From the entries below, tally how many lines contain "Февраль" and report only that figure.

(Collected data)
------------

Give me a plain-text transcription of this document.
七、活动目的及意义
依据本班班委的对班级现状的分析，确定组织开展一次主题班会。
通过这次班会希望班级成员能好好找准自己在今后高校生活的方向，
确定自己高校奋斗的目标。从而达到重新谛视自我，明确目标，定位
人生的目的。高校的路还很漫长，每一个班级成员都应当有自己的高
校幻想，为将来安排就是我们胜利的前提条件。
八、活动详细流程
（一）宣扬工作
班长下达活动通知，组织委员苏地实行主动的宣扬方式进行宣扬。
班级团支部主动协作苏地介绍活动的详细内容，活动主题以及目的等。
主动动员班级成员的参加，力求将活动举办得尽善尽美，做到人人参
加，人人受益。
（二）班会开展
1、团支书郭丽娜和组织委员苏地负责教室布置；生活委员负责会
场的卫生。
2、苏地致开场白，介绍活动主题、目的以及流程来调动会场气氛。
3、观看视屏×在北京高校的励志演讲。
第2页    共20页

------------

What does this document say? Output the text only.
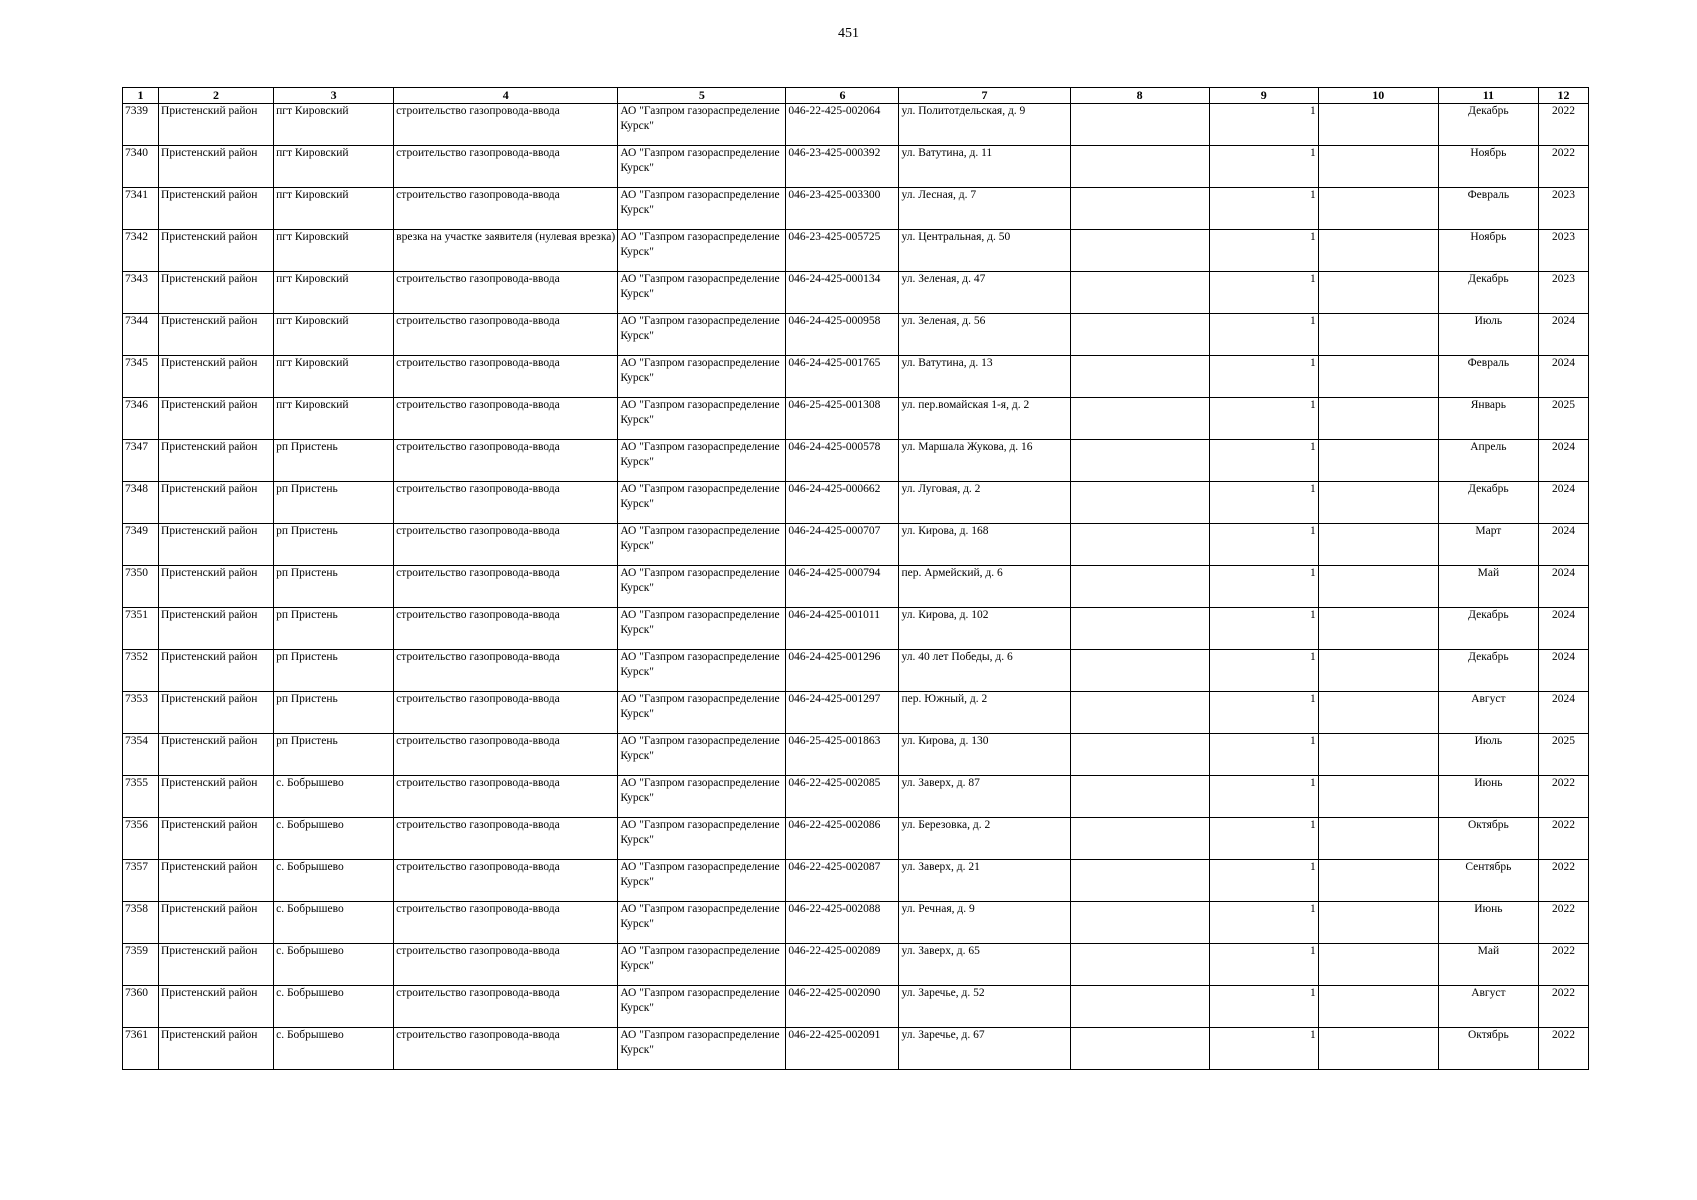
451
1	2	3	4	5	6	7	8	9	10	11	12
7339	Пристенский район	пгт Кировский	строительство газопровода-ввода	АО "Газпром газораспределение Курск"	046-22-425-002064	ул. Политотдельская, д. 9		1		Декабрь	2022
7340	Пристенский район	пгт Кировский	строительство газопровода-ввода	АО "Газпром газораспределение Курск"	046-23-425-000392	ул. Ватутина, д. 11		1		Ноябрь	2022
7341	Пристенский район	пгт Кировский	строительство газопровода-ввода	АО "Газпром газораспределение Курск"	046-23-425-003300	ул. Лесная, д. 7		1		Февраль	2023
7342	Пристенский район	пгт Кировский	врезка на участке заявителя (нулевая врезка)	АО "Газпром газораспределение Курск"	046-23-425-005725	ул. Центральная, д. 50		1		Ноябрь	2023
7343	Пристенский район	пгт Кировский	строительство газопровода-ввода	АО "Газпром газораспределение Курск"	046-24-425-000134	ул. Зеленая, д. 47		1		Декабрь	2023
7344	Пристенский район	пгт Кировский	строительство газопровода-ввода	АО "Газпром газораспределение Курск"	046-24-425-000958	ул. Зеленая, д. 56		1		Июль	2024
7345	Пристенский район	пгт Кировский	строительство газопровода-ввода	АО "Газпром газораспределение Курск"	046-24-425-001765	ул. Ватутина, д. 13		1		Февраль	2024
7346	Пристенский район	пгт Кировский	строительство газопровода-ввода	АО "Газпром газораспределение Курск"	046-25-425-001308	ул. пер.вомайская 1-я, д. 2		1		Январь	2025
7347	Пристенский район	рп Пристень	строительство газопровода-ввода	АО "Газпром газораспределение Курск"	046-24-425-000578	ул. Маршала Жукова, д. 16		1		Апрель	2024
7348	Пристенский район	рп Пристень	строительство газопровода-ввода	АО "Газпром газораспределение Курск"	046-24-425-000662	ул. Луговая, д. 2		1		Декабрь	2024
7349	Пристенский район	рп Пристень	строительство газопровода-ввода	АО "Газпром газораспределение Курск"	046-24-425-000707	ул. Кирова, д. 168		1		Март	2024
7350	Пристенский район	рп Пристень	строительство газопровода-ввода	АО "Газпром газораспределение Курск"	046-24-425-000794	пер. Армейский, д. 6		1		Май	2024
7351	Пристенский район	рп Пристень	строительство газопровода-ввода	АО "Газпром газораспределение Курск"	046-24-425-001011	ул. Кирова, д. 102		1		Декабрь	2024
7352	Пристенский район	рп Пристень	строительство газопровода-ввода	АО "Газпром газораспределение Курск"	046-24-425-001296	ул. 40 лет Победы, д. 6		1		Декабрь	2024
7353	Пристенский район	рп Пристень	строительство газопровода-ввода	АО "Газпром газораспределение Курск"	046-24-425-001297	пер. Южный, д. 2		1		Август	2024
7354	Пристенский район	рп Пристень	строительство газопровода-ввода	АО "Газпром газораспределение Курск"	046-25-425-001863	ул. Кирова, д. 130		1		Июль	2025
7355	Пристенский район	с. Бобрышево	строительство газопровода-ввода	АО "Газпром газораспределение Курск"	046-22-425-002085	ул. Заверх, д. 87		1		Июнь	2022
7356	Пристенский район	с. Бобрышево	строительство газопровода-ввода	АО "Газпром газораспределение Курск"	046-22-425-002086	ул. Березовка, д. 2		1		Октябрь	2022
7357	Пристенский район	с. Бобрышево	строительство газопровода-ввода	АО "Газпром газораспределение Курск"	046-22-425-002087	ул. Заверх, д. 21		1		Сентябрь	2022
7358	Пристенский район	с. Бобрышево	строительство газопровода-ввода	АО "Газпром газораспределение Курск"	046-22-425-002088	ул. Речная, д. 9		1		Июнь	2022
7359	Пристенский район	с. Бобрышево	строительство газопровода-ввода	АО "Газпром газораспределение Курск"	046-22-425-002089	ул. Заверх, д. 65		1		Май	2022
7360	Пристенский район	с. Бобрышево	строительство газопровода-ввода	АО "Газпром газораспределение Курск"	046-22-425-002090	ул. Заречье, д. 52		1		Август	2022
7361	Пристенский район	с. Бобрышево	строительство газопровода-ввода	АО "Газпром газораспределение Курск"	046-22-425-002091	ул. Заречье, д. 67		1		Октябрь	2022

------------

> In response
2